[Items from a data source]
────────

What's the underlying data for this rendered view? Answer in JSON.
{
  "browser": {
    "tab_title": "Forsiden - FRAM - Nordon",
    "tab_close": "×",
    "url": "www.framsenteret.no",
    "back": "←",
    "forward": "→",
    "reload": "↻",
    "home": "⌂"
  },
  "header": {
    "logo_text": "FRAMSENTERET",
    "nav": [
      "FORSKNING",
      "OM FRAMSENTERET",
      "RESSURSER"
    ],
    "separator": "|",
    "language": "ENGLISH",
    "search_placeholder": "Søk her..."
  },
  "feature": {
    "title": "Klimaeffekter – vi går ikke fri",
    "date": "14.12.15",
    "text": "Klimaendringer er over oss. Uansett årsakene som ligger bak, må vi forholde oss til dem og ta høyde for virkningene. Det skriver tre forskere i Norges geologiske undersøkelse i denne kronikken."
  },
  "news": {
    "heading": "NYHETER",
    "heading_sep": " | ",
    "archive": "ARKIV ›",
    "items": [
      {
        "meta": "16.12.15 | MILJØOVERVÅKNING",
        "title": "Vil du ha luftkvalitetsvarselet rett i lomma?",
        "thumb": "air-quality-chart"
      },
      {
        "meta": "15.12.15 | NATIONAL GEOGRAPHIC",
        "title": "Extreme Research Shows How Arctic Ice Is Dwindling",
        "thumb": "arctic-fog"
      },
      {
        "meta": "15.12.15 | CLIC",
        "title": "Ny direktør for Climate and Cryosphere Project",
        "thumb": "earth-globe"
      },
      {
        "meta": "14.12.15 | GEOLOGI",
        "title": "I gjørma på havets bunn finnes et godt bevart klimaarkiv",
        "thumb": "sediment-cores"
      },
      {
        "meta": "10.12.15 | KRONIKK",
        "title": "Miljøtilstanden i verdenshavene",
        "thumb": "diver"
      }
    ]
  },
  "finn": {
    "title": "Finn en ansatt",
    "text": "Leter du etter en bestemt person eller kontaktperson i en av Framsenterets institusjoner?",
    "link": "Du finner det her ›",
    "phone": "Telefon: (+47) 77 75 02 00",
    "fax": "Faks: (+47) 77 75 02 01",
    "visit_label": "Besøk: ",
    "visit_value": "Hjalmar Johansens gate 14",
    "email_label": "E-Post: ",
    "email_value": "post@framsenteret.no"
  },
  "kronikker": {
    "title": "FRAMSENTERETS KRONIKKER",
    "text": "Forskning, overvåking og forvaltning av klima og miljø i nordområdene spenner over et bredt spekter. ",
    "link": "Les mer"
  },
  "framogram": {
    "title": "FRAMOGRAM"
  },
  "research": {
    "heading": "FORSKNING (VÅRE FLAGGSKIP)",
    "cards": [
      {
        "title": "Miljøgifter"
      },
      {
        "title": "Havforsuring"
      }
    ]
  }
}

────────

→ GIVEN INSTRUCTION
Exactly reproduce the material above.

→ FULL RESPONSE
What's the underlying data for this rendered view? Answer in JSON.
{
  "browser": {
    "tab_title": "Forsiden - FRAM - Nordon",
    "tab_close": "×",
    "url": "www.framsenteret.no",
    "back": "←",
    "forward": "→",
    "reload": "↻",
    "home": "⌂"
  },
  "header": {
    "logo_text": "FRAMSENTERET",
    "nav": [
      "FORSKNING",
      "OM FRAMSENTERET",
      "RESSURSER"
    ],
    "separator": "|",
    "language": "ENGLISH",
    "search_placeholder": "Søk her..."
  },
  "feature": {
    "title": "Klimaeffekter – vi går ikke fri",
    "date": "14.12.15",
    "text": "Klimaendringer er over oss. Uansett årsakene som ligger bak, må vi forholde oss til dem og ta høyde for virkningene. Det skriver tre forskere i Norges geologiske undersøkelse i denne kronikken."
  },
  "news": {
    "heading": "NYHETER",
    "heading_sep": " | ",
    "archive": "ARKIV ›",
    "items": [
      {
        "meta": "16.12.15 | MILJØOVERVÅKNING",
        "title": "Vil du ha luftkvalitetsvarselet rett i lomma?",
        "thumb": "air-quality-chart"
      },
      {
        "meta": "15.12.15 | NATIONAL GEOGRAPHIC",
        "title": "Extreme Research Shows How Arctic Ice Is Dwindling",
        "thumb": "arctic-fog"
      },
      {
        "meta": "15.12.15 | CLIC",
        "title": "Ny direktør for Climate and Cryosphere Project",
        "thumb": "earth-globe"
      },
      {
        "meta": "14.12.15 | GEOLOGI",
        "title": "I gjørma på havets bunn finnes et godt bevart klimaarkiv",
        "thumb": "sediment-cores"
      },
      {
        "meta": "10.12.15 | KRONIKK",
        "title": "Miljøtilstanden i verdenshavene",
        "thumb": "diver"
      }
    ]
  },
  "finn": {
    "title": "Finn en ansatt",
    "text": "Leter du etter en bestemt person eller kontaktperson i en av Framsenterets institusjoner?",
    "link": "Du finner det her ›",
    "phone": "Telefon: (+47) 77 75 02 00",
    "fax": "Faks: (+47) 77 75 02 01",
    "visit_label": "Besøk: ",
    "visit_value": "Hjalmar Johansens gate 14",
    "email_label": "E-Post: ",
    "email_value": "post@framsenteret.no"
  },
  "kronikker": {
    "title": "FRAMSENTERETS KRONIKKER",
    "text": "Forskning, overvåking og forvaltning av klima og miljø i nordområdene spenner over et bredt spekter. ",
    "link": "Les mer"
  },
  "framogram": {
    "title": "FRAMOGRAM"
  },
  "research": {
    "heading": "FORSKNING (VÅRE FLAGGSKIP)",
    "cards": [
      {
        "title": "Miljøgifter"
      },
      {
        "title": "Havforsuring"
      }
    ]
  }
}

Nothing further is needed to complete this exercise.